• **PASSAGE TO READ**
# # # # #

NADH/NADPH oxidase p22 phox gene polymorphism is associated with improved coronary endothelial vasodilator function

Abstract

Aims The NADH/NADPH oxidase system plays a central role in vascular superoxide anion production, which appears to cause coronary endothelial dysfunction. Recently, it has been suggested that the C242T polymorphism of the NADH/NADPH oxidase p22 phox gene can reduce susceptibility to coronary artery disease. We therefore tested whether this polymorphism is associated with an altered endothelium-dependent vasodilator capacity of human coronary arteries in vivo. Methods and Results The vasodilator function of epicardial arteries in 93 patients was assessed by endothelium-mediated, flow-dependent dilation and nitroglycerin, which is endothelium-independent. NADH/NADPH oxidase p22 phox polymorphism was determined by restriction fragment length polymorphism. Carriers of the CC genotype of the C242T p22 phox polymorphism (n=44) revealed a significantly blunted endothelium-dependent dilator response (11±9·2% luminal area change vs 17±10%;P=0·007), which was, by multivariate analysis, independent of other risk factors or atherosclerosis itself. There was only a trend towards decreased endothelium-independent dilation in patients bearing the p22 phox CC genotype (P=0·07). Conclusions The C242T polymorphism of the p22 phox gene is an important independent determinant of coronary endothelial vasodilator function. These results provide the first clinical evidence for the functional significance of a polymorphism of a gene related to superoxide anion production in the vascular wall.

# # # # #

• **RECORDS PROVIDED**
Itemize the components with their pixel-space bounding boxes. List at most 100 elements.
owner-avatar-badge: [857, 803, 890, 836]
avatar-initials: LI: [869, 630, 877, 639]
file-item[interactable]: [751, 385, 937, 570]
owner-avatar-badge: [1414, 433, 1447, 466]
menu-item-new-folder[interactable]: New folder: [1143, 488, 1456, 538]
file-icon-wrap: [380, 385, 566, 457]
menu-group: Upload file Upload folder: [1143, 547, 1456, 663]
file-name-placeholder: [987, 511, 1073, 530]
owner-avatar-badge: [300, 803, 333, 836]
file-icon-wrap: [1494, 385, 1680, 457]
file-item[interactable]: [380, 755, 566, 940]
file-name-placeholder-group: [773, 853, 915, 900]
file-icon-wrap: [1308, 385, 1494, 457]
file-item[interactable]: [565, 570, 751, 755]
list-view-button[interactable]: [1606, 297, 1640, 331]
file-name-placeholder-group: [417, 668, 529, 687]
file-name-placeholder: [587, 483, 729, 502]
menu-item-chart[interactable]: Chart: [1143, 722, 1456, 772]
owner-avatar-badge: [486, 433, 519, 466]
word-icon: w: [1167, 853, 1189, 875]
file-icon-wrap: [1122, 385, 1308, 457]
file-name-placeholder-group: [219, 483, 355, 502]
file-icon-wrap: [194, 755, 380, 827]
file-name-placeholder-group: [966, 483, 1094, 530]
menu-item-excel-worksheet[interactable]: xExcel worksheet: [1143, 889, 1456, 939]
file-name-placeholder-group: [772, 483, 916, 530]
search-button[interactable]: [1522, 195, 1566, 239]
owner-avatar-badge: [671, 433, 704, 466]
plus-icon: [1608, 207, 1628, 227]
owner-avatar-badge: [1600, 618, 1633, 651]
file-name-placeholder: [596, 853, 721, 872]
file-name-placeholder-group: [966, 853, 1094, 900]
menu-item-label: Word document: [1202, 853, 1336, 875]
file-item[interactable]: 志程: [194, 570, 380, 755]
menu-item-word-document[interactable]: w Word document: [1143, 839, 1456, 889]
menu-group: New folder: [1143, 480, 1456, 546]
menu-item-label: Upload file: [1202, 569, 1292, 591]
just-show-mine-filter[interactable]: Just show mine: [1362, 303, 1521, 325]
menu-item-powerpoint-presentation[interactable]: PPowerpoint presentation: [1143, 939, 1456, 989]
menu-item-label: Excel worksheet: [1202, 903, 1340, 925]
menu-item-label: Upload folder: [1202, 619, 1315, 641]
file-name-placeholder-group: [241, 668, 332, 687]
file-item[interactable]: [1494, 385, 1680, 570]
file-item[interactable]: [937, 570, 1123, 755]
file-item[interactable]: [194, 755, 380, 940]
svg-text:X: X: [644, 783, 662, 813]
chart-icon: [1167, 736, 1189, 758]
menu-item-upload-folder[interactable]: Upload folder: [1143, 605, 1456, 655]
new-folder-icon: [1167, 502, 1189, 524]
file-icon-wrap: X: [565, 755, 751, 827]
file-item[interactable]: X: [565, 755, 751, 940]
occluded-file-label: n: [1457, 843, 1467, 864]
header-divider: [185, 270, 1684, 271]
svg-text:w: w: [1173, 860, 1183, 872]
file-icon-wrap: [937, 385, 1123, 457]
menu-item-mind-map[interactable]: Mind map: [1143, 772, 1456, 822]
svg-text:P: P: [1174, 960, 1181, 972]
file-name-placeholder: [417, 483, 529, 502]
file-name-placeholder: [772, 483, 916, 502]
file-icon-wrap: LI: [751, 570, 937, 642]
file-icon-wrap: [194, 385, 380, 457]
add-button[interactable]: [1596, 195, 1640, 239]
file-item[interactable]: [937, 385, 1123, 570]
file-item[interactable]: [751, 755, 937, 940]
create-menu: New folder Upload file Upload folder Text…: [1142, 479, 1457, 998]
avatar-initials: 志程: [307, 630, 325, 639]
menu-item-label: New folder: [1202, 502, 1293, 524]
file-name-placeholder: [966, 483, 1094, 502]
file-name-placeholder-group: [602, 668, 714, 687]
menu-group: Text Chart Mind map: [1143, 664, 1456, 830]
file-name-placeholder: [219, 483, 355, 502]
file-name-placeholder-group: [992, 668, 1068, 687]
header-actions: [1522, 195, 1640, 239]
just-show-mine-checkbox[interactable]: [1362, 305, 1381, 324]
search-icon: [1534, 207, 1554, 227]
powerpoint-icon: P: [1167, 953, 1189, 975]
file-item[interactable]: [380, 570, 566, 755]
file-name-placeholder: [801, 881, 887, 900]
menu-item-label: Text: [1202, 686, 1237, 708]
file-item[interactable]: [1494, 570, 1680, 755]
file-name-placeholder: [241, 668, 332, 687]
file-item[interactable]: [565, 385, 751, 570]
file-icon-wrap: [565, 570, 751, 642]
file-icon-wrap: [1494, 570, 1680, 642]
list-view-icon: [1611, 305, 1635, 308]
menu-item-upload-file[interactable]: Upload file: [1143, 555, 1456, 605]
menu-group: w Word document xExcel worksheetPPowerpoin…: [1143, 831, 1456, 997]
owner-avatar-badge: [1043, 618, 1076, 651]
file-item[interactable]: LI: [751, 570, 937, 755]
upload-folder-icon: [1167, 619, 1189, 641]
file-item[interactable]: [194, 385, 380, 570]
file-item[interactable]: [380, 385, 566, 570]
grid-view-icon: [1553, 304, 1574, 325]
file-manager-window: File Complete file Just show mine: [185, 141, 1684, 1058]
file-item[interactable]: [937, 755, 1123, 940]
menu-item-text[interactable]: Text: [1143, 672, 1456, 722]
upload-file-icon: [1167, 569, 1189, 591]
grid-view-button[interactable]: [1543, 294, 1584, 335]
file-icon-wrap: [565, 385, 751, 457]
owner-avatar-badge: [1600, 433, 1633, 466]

# # # # #

• **WHAT NEEDS TO BE DONE**
List the run-in labels that divide the paragraph of the abstract on the p22 phox gene polymorphism, above, into its parts.

• **OUTPUT OF THE TASK**
Aims; Methods and Results; Conclusions